--- BEGIN Source data ---

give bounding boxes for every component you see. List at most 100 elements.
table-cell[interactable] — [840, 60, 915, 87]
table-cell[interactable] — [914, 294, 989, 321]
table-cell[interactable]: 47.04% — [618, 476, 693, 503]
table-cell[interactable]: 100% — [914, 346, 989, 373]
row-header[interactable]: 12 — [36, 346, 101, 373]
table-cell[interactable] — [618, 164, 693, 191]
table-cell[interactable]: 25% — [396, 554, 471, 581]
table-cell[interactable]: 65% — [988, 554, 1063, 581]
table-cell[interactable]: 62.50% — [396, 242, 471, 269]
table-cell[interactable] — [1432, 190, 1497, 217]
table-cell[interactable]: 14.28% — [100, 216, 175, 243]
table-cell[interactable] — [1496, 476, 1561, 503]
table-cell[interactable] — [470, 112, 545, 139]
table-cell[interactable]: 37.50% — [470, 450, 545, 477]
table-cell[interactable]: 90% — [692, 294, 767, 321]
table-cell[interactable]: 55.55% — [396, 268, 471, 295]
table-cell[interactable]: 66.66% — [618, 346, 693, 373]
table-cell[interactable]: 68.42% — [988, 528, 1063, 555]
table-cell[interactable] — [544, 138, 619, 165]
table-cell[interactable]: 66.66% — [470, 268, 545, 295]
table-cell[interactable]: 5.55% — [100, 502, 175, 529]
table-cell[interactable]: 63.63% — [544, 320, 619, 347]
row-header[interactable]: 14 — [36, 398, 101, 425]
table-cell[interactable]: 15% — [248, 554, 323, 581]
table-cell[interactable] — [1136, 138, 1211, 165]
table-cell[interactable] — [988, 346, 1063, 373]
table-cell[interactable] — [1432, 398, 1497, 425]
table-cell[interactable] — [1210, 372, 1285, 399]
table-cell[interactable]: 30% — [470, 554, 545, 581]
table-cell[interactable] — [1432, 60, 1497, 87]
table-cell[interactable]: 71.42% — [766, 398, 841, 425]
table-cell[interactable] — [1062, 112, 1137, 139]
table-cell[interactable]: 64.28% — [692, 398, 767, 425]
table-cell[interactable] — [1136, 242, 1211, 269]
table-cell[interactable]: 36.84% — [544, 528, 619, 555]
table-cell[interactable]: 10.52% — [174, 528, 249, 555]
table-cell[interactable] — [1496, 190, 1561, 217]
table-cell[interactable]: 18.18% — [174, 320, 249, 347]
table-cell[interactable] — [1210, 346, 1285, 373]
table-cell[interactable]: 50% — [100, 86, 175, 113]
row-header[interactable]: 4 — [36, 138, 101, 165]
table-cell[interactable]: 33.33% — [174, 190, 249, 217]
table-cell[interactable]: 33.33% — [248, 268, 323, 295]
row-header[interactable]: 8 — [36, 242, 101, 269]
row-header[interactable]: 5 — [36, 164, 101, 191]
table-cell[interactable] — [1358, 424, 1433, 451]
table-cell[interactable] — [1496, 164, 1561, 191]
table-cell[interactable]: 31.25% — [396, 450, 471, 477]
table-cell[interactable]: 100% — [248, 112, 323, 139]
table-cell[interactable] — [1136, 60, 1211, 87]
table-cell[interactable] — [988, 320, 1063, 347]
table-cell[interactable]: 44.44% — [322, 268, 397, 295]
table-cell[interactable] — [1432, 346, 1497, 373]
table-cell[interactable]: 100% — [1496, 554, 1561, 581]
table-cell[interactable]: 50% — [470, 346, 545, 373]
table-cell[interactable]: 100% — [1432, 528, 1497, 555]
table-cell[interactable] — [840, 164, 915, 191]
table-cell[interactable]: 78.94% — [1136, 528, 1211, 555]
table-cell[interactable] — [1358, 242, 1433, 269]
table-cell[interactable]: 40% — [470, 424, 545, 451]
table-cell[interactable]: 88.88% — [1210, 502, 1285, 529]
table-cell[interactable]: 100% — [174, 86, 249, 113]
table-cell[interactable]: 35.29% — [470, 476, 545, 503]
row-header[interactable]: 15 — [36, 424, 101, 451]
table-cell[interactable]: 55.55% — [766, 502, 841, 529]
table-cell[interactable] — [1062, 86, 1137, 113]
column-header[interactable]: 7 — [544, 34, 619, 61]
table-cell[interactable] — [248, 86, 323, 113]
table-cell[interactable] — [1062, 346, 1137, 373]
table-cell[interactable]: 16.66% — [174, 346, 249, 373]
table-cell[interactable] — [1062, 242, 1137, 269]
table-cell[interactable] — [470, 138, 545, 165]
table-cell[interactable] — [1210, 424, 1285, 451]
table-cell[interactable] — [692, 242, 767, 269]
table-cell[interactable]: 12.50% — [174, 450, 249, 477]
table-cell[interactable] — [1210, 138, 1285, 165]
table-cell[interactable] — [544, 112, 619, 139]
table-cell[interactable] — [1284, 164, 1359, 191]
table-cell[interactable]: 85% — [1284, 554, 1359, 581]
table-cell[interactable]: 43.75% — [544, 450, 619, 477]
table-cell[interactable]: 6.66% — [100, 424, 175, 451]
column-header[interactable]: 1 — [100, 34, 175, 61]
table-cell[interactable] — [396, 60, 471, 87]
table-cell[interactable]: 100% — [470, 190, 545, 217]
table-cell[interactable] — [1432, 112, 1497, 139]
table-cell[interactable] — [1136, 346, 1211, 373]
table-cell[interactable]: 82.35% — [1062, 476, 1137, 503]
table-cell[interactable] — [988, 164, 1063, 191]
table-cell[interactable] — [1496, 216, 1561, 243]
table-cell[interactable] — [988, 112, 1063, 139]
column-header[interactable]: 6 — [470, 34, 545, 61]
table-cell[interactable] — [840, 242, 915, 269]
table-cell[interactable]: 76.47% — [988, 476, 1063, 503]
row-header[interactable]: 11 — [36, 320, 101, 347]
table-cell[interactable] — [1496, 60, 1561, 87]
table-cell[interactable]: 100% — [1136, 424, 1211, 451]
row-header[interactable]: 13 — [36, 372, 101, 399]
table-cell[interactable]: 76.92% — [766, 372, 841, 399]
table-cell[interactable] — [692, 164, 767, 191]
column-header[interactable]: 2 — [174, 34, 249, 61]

--- END Source data ---

* What needs to be done
How many lines of the data above contain the string "column"? Reply with the number alone.

* Task result
4